>> BEGIN Exercise material
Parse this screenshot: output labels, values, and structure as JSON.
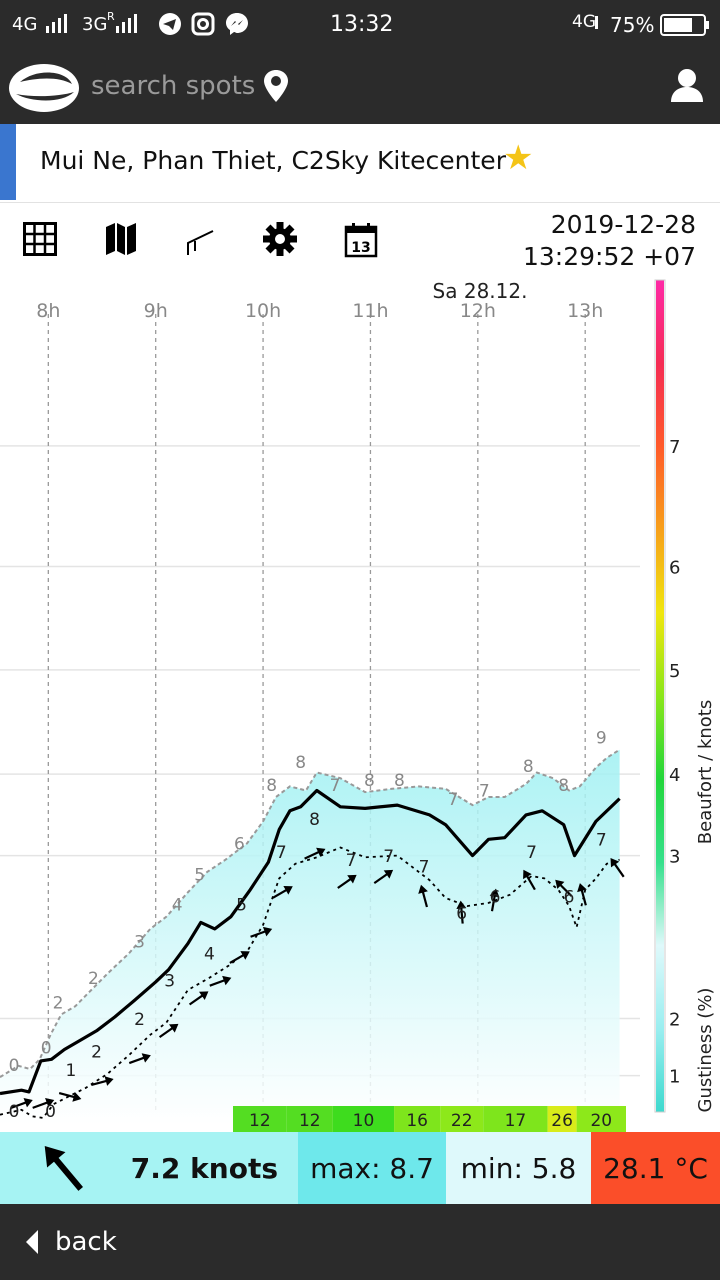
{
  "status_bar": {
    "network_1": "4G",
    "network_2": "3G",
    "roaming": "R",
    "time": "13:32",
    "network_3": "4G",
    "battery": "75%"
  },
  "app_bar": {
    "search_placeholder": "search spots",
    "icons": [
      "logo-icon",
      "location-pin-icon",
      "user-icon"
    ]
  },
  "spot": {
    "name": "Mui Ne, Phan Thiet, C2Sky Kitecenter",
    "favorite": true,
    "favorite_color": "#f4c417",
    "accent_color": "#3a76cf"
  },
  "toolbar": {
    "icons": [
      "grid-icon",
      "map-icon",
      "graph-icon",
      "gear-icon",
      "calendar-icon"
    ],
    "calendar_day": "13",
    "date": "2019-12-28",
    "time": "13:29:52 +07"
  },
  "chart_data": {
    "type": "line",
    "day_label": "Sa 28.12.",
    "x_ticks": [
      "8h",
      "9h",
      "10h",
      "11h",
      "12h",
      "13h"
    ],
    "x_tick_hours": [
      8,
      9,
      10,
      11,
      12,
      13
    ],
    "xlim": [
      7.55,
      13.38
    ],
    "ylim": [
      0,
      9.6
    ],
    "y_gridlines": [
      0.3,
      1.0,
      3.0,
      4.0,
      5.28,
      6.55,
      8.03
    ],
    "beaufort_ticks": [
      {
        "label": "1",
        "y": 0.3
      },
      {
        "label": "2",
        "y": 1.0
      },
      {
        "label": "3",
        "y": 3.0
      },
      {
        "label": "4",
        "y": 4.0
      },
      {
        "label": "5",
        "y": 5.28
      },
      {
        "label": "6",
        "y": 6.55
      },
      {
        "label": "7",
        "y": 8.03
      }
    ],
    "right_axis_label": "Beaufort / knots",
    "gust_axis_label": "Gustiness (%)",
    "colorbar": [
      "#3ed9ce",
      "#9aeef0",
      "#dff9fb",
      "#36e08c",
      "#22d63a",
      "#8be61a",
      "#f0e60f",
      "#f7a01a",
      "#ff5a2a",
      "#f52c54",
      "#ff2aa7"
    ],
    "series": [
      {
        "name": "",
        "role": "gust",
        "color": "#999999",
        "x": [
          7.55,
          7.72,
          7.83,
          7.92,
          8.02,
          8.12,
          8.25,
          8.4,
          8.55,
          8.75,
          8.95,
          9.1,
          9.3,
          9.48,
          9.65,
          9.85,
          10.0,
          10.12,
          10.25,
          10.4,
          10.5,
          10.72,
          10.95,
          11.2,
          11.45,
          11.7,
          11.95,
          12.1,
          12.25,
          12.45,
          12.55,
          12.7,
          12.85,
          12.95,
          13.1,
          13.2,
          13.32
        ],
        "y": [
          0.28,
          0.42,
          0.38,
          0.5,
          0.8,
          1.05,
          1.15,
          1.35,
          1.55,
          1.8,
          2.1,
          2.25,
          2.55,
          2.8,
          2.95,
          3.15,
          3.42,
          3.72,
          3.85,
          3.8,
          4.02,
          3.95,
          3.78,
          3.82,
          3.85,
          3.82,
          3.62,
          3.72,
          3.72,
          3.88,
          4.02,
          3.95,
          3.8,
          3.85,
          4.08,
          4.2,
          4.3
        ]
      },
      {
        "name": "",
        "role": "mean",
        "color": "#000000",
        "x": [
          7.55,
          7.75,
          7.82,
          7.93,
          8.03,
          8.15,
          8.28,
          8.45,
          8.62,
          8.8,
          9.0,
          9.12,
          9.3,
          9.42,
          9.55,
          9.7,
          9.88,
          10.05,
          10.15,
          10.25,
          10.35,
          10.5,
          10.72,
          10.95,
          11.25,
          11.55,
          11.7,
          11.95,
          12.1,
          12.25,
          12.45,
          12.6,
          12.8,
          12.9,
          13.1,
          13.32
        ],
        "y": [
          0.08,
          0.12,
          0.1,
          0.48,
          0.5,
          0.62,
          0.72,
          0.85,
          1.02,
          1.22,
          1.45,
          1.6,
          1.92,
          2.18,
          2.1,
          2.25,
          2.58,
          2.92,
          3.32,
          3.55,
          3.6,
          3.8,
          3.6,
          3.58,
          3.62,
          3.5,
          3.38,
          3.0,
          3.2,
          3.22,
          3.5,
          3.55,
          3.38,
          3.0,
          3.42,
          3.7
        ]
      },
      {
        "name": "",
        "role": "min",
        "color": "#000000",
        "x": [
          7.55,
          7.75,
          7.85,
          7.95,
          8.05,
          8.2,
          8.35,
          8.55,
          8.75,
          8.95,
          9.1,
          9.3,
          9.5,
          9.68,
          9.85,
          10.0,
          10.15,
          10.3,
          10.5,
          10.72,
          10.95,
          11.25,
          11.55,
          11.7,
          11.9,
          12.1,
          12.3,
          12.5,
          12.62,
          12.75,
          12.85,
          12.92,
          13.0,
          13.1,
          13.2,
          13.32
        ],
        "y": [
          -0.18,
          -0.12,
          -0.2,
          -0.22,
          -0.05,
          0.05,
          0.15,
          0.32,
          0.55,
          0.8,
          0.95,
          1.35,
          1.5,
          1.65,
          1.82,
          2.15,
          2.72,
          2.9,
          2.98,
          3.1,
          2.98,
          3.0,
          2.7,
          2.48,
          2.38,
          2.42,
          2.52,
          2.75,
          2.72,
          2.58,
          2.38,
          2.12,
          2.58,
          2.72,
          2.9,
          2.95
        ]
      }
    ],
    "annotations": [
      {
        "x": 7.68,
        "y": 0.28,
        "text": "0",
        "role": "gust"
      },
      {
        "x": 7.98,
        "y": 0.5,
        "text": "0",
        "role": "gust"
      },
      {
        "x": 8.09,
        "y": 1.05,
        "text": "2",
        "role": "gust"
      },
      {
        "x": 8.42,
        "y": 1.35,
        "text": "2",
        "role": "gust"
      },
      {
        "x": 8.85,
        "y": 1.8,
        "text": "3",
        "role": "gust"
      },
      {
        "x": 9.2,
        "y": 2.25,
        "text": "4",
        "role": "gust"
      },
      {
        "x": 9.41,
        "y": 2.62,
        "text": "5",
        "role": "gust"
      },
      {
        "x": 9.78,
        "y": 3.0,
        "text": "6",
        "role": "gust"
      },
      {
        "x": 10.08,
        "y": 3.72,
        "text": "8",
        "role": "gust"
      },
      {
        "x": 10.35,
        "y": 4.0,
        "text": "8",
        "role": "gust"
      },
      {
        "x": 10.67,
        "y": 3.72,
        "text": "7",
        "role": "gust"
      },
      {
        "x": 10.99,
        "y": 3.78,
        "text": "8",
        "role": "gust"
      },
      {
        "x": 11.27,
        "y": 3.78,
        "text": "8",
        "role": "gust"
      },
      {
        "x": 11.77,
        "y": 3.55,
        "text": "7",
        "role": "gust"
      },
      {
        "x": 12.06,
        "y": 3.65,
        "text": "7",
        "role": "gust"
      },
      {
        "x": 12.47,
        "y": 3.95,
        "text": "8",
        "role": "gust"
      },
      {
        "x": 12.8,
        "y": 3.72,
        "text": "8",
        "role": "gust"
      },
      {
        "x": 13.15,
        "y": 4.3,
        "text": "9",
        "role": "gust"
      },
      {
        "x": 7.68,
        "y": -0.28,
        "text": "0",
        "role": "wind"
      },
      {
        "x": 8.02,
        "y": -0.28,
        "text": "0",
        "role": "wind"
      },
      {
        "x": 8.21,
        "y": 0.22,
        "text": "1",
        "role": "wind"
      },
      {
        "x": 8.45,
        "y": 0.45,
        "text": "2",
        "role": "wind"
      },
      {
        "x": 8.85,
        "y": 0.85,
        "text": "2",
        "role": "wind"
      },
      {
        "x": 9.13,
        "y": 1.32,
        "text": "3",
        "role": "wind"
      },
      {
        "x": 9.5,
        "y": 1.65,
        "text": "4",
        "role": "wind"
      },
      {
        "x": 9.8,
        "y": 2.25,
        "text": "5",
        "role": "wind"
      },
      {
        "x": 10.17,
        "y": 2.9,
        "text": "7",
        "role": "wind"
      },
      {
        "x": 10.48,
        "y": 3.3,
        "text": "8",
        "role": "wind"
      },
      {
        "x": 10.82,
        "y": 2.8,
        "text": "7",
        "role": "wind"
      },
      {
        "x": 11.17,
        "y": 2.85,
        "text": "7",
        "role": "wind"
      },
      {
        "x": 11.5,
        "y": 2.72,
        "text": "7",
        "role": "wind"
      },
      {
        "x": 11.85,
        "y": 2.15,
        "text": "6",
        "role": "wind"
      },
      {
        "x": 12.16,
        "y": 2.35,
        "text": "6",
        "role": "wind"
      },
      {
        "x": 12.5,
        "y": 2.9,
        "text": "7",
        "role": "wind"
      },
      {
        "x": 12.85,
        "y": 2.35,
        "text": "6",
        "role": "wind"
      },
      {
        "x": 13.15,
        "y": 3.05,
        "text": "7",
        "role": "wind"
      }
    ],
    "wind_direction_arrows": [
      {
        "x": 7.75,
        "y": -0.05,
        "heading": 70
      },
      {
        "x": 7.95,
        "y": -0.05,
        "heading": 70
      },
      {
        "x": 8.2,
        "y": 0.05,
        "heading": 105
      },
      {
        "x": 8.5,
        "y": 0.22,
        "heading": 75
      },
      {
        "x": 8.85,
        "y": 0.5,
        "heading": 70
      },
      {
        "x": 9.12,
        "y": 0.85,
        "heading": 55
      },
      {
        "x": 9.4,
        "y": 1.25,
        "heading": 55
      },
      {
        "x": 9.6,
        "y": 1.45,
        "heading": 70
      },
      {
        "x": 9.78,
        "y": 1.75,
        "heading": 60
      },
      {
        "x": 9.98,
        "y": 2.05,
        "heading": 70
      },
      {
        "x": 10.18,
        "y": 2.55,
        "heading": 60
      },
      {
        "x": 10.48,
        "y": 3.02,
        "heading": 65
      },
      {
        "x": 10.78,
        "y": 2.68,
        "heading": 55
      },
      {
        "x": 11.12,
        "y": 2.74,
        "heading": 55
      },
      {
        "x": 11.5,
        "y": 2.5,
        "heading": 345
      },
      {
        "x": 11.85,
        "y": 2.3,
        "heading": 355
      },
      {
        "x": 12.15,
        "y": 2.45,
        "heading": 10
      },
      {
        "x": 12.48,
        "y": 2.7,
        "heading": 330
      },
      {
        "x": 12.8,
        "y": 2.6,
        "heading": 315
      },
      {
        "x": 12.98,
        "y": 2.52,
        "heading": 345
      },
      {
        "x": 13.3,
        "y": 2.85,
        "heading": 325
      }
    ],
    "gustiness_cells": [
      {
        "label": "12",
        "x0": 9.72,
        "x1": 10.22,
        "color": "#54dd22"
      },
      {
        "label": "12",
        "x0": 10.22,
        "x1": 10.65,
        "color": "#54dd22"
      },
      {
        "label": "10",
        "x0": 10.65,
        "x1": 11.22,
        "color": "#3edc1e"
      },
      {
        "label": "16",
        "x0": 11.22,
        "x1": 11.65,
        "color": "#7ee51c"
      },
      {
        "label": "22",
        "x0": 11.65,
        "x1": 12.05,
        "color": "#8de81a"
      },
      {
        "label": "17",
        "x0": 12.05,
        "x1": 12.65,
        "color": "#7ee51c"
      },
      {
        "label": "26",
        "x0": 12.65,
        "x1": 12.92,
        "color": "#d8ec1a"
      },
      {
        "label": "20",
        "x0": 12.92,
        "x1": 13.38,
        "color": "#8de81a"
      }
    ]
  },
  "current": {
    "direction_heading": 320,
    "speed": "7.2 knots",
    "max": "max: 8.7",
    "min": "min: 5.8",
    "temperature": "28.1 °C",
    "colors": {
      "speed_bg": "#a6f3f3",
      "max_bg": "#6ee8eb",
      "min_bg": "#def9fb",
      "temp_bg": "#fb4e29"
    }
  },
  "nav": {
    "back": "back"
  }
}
>> END Exercise material
>> BEGIN Exercise material
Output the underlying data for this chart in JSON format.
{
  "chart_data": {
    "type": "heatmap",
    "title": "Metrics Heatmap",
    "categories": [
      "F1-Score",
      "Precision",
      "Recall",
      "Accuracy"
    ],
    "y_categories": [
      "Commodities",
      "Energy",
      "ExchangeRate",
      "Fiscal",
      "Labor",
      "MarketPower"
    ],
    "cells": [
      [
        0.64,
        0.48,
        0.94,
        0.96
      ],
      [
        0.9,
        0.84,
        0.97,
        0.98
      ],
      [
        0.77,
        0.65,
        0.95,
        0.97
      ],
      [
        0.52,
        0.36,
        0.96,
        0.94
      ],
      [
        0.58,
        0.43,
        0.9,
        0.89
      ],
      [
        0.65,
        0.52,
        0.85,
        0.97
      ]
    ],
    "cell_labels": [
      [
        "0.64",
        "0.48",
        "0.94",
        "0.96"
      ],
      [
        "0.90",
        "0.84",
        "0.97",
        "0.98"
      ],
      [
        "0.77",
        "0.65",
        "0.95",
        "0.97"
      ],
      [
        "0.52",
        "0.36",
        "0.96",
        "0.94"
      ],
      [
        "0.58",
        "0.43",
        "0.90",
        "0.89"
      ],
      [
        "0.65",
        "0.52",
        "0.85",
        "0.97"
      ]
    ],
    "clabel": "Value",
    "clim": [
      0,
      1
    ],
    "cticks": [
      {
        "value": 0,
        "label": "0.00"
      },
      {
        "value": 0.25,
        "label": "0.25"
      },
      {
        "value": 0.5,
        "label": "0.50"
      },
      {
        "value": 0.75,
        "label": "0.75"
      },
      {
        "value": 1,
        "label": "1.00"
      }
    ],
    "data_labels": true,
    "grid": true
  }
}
>> END Exercise material
**Task statement:** Scan the entries above and work out how many lines include the word "knots"; the reply is that number alone.

**Complete response:** 2